Performance improvement of perovskite solar cells by employing a CdSe quantum dot/PCBM composite as an electron transport layer

Abstract

Organic–inorganic hybrid perovskites have recently attracted considerable interest for application in solar cells due to their low cost, high absorption coefficient and high power conversion efficiency (PCE). Herein, we utilize a CdSe quantum dot/PCBM composite as an electron transport layer (ETL) to investigate the structure, stability and PCE of CH₃NH₃PbI_3−xCl_x perovskite solar cells. It is found that adsorption of the CdSe/PCBM composite reduces the roughness of the perovskite, leading to a high-quality film with a compact morphology. Density functional theory (DFT) based first-principles calculations show that CdSe enhances the chemical stability of CH₃NH₃PbI_3−xCl_x involving strong atomic orbital hybridization. Interestingly, an inorganic-terminated perovskite surface has much stronger interaction with CdSe compared to the surface with organic CH₃NH₃ termination, with noticeable interfacial charge redistribution. Experiments on solar cells incorporating the CdSe/PCBM composite as the ETL show enhanced photocurrent and fill factor, which is related to the in-built electric field between CH₃NH₃PbI_3−xCl_x and CdSe that greatly facilitates the separation of electron and hole pairs. We show an improved PCE of 13.7% with enhanced device stability in a highly humid atmosphere. These joint theoretical–experimental results may provide a new aspect for improving the structural stability and operating performance of optoelectronic devices based on perovskite structures.

* * * * * * * * *

WORK INSTRUCTION ▸ From the abstract above, list each abbreviation introduced in parentheses along with the term it stands for.

DATA PROVIDED ▸
* * * * * * * * *

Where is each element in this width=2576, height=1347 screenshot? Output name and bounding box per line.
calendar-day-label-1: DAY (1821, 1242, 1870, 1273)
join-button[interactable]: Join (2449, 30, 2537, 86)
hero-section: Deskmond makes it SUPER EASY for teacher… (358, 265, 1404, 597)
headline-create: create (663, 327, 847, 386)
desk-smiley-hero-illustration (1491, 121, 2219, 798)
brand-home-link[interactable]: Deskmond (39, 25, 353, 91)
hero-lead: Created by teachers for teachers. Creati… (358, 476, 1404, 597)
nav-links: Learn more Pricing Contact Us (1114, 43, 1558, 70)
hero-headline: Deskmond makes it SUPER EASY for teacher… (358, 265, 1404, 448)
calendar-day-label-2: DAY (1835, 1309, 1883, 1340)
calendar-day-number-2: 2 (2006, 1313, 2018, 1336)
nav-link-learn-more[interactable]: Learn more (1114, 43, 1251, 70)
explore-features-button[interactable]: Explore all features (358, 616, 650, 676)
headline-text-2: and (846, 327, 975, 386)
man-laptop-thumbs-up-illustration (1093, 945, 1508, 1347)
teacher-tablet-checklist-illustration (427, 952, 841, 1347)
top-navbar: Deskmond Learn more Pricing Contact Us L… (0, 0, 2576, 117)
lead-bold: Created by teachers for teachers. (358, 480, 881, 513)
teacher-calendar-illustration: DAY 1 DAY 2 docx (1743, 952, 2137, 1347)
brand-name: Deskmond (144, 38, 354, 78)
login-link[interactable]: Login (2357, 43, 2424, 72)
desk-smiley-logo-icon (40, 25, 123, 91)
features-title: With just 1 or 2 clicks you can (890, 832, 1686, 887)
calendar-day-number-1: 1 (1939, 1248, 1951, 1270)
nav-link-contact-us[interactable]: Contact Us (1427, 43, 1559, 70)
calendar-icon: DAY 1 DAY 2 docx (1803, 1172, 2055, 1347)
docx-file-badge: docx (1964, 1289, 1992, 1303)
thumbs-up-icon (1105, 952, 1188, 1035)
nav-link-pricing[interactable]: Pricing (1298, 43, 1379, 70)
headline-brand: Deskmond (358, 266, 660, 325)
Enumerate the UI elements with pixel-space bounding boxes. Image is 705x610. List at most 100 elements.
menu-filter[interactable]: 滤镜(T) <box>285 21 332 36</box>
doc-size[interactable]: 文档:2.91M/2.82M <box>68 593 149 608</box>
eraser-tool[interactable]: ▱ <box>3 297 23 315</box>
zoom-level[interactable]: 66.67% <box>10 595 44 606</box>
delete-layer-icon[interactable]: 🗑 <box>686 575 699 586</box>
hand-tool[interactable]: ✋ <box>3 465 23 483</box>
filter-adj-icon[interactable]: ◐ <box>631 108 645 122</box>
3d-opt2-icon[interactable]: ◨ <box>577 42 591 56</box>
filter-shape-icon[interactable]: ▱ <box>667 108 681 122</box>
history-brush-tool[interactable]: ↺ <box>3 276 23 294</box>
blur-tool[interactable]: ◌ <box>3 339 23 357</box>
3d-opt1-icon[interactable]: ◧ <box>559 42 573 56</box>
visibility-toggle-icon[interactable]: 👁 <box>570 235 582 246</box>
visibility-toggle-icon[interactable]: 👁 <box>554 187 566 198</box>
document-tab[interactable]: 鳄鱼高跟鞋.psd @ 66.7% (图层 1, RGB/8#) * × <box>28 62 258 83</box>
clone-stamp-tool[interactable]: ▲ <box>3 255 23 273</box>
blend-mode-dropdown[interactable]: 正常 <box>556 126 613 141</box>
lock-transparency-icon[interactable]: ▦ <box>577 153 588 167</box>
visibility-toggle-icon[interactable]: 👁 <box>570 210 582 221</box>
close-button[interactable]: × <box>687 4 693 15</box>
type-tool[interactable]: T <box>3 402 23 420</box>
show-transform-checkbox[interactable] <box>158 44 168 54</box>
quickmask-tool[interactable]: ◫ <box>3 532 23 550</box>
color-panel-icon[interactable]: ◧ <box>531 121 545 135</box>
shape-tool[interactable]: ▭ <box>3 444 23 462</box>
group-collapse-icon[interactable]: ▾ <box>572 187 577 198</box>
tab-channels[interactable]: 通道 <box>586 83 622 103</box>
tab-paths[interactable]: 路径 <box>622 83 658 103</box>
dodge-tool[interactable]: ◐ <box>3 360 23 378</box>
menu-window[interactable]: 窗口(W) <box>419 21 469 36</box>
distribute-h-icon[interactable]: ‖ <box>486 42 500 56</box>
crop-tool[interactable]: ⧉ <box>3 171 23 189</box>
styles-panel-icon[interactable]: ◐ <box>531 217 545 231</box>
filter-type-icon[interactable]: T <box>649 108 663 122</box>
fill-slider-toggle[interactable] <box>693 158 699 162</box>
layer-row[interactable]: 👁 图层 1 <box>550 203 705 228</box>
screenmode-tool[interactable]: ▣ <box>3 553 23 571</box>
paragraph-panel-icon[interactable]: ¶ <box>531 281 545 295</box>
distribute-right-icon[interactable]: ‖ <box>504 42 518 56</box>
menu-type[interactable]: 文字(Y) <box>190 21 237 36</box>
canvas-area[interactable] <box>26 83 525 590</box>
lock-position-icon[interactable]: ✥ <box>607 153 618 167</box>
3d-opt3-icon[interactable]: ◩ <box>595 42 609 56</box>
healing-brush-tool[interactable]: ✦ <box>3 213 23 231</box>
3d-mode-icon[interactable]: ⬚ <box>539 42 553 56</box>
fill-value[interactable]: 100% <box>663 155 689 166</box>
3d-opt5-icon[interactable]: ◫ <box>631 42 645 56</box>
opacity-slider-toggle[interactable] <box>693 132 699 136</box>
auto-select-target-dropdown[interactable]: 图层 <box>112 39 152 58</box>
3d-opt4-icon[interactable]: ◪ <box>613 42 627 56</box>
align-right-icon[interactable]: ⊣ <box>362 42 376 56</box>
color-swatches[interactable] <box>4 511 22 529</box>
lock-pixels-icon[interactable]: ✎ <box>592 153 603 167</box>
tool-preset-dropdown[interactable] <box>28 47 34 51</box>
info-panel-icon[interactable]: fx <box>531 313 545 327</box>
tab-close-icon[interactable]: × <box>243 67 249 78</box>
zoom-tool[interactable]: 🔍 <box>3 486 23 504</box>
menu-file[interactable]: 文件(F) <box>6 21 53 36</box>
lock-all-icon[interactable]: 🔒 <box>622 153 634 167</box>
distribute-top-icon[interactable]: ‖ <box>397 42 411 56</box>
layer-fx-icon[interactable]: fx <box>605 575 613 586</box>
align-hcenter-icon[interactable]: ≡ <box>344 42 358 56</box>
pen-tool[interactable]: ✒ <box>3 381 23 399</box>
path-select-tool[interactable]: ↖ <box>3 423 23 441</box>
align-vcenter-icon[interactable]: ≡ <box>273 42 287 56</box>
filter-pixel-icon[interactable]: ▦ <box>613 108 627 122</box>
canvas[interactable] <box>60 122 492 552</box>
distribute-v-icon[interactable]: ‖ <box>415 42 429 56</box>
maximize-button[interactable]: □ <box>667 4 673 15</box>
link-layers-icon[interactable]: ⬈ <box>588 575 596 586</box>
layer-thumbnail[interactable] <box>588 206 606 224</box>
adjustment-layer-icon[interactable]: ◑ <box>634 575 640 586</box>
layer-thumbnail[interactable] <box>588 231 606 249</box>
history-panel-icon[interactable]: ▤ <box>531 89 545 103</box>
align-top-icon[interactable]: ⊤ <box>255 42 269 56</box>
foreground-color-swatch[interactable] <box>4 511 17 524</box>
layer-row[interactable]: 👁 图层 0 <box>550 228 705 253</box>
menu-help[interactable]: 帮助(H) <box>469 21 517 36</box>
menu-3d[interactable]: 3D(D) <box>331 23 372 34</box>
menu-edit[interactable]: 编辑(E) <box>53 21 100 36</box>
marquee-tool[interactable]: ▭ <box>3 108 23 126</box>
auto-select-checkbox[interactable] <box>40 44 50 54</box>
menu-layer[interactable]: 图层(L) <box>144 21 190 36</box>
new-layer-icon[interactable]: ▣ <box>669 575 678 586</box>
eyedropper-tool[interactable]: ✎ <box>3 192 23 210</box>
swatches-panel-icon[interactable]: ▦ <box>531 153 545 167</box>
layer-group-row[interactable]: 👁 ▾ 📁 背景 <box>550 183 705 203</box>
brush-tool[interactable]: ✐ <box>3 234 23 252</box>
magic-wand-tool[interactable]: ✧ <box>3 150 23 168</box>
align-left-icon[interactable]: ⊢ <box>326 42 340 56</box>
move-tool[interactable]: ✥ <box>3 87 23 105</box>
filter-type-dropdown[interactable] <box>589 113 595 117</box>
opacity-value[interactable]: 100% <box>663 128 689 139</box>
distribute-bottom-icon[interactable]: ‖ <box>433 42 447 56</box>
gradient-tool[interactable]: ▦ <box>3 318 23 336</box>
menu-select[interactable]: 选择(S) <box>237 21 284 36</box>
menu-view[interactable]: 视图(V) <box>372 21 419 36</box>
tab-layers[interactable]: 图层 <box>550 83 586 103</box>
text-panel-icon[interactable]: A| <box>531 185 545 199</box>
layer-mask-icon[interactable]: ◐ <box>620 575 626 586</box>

* * * * * * * * *

WRITTEN SOLUTION ▸
PCE: power conversion efficiency
ETL: electron transport layer
DFT: density functional theory